--- Given problem ---
Beneath this task is a listing; retype all of it exactly.

• • • •

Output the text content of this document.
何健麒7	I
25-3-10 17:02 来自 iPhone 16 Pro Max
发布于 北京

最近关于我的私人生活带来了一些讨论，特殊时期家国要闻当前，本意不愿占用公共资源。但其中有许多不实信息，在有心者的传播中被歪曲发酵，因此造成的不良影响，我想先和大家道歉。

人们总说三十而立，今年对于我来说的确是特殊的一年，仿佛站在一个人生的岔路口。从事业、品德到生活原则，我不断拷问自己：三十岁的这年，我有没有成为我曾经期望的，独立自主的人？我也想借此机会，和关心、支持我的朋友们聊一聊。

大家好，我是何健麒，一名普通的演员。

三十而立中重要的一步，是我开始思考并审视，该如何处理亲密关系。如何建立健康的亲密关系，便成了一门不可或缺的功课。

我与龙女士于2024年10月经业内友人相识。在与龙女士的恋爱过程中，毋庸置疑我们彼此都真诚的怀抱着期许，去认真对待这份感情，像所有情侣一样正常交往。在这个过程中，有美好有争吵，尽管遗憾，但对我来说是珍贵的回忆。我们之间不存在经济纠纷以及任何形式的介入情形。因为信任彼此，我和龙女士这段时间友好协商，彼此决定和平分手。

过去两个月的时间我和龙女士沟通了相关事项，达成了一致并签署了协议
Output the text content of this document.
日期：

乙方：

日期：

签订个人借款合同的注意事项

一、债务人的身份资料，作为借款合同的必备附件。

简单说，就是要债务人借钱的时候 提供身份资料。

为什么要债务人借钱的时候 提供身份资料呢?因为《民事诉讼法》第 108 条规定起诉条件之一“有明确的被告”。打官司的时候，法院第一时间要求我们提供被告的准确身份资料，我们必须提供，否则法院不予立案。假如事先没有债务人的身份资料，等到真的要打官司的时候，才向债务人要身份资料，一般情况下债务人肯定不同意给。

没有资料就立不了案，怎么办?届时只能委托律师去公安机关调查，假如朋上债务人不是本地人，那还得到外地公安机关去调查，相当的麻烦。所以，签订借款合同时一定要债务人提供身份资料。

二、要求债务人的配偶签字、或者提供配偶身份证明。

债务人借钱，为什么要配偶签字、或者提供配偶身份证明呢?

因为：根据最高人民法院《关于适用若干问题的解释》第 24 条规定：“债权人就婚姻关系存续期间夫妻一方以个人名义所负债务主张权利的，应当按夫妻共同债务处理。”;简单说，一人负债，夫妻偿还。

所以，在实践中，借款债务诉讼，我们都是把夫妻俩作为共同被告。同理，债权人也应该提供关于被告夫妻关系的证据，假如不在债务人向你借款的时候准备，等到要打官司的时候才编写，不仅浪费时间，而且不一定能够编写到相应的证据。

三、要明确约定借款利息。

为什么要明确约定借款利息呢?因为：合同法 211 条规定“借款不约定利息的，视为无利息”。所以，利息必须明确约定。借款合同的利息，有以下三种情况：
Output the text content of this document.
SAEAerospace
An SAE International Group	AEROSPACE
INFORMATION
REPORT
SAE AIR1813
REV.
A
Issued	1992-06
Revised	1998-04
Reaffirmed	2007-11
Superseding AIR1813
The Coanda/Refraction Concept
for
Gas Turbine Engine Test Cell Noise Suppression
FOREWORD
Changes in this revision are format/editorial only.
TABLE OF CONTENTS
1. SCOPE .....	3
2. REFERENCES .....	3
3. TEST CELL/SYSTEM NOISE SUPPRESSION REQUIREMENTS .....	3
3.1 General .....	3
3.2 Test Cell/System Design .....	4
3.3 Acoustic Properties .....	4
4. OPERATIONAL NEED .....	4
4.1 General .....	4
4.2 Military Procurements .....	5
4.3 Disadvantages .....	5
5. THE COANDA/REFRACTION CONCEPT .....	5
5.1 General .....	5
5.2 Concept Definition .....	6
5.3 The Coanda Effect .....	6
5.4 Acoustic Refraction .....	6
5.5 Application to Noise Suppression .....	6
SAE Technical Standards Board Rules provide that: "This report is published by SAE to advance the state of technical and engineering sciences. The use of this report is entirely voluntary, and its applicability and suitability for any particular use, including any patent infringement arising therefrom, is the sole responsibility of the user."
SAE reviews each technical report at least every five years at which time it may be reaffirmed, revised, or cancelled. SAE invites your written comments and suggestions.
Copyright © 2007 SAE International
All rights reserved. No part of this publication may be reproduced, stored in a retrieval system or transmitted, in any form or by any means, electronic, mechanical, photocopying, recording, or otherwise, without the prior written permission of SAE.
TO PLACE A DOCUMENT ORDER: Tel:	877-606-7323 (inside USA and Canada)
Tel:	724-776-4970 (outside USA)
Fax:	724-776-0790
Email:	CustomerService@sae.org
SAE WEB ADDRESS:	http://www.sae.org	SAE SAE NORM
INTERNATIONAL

• • • •

--- Correct result ---
Output the text content of this document.
何健麒7	I
25-3-10 17:02 来自 iPhone 16 Pro Max
发布于 北京

最近关于我的私人生活带来了一些讨论，特殊时期家国要闻当前，本意不愿占用公共资源。但其中有许多不实信息，在有心者的传播中被歪曲发酵，因此造成的不良影响，我想先和大家道歉。

人们总说三十而立，今年对于我来说的确是特殊的一年，仿佛站在一个人生的岔路口。从事业、品德到生活原则，我不断拷问自己：三十岁的这年，我有没有成为我曾经期望的，独立自主的人？我也想借此机会，和关心、支持我的朋友们聊一聊。

大家好，我是何健麒，一名普通的演员。

三十而立中重要的一步，是我开始思考并审视，该如何处理亲密关系。如何建立健康的亲密关系，便成了一门不可或缺的功课。

我与龙女士于2024年10月经业内友人相识。在与龙女士的恋爱过程中，毋庸置疑我们彼此都真诚的怀抱着期许，去认真对待这份感情，像所有情侣一样正常交往。在这个过程中，有美好有争吵，尽管遗憾，但对我来说是珍贵的回忆。我们之间不存在经济纠纷以及任何形式的介入情形。因为信任彼此，我和龙女士这段时间友好协商，彼此决定和平分手。

过去两个月的时间我和龙女士沟通了相关事项，达成了一致并签署了协议
Output the text content of this document.
日期：

乙方：

日期：

签订个人借款合同的注意事项

一、债务人的身份资料，作为借款合同的必备附件。

简单说，就是要债务人借钱的时候 提供身份资料。

为什么要债务人借钱的时候 提供身份资料呢?因为《民事诉讼法》第 108 条规定起诉条件之一“有明确的被告”。打官司的时候，法院第一时间要求我们提供被告的准确身份资料，我们必须提供，否则法院不予立案。假如事先没有债务人的身份资料，等到真的要打官司的时候，才向债务人要身份资料，一般情况下债务人肯定不同意给。

没有资料就立不了案，怎么办?届时只能委托律师去公安机关调查，假如朋上债务人不是本地人，那还得到外地公安机关去调查，相当的麻烦。所以，签订借款合同时一定要债务人提供身份资料。

二、要求债务人的配偶签字、或者提供配偶身份证明。

债务人借钱，为什么要配偶签字、或者提供配偶身份证明呢?

因为：根据最高人民法院《关于适用若干问题的解释》第 24 条规定：“债权人就婚姻关系存续期间夫妻一方以个人名义所负债务主张权利的，应当按夫妻共同债务处理。”;简单说，一人负债，夫妻偿还。

所以，在实践中，借款债务诉讼，我们都是把夫妻俩作为共同被告。同理，债权人也应该提供关于被告夫妻关系的证据，假如不在债务人向你借款的时候准备，等到要打官司的时候才编写，不仅浪费时间，而且不一定能够编写到相应的证据。

三、要明确约定借款利息。

为什么要明确约定借款利息呢?因为：合同法 211 条规定“借款不约定利息的，视为无利息”。所以，利息必须明确约定。借款合同的利息，有以下三种情况：
Output the text content of this document.
SAEAerospace
An SAE International Group	AEROSPACE
INFORMATION
REPORT
SAE AIR1813
REV.
A
Issued	1992-06
Revised	1998-04
Reaffirmed	2007-11
Superseding AIR1813
The Coanda/Refraction Concept
for
Gas Turbine Engine Test Cell Noise Suppression
FOREWORD
Changes in this revision are format/editorial only.
TABLE OF CONTENTS
1. SCOPE .....	3
2. REFERENCES .....	3
3. TEST CELL/SYSTEM NOISE SUPPRESSION REQUIREMENTS .....	3
3.1 General .....	3
3.2 Test Cell/System Design .....	4
3.3 Acoustic Properties .....	4
4. OPERATIONAL NEED .....	4
4.1 General .....	4
4.2 Military Procurements .....	5
4.3 Disadvantages .....	5
5. THE COANDA/REFRACTION CONCEPT .....	5
5.1 General .....	5
5.2 Concept Definition .....	6
5.3 The Coanda Effect .....	6
5.4 Acoustic Refraction .....	6
5.5 Application to Noise Suppression .....	6
SAE Technical Standards Board Rules provide that: "This report is published by SAE to advance the state of technical and engineering sciences. The use of this report is entirely voluntary, and its applicability and suitability for any particular use, including any patent infringement arising therefrom, is the sole responsibility of the user."
SAE reviews each technical report at least every five years at which time it may be reaffirmed, revised, or cancelled. SAE invites your written comments and suggestions.
Copyright © 2007 SAE International
All rights reserved. No part of this publication may be reproduced, stored in a retrieval system or transmitted, in any form or by any means, electronic, mechanical, photocopying, recording, or otherwise, without the prior written permission of SAE.
TO PLACE A DOCUMENT ORDER: Tel:	877-606-7323 (inside USA and Canada)
Tel:	724-776-4970 (outside USA)
Fax:	724-776-0790
Email:	CustomerService@sae.org
SAE WEB ADDRESS:	http://www.sae.org	SAE SAE NORM
INTERNATIONAL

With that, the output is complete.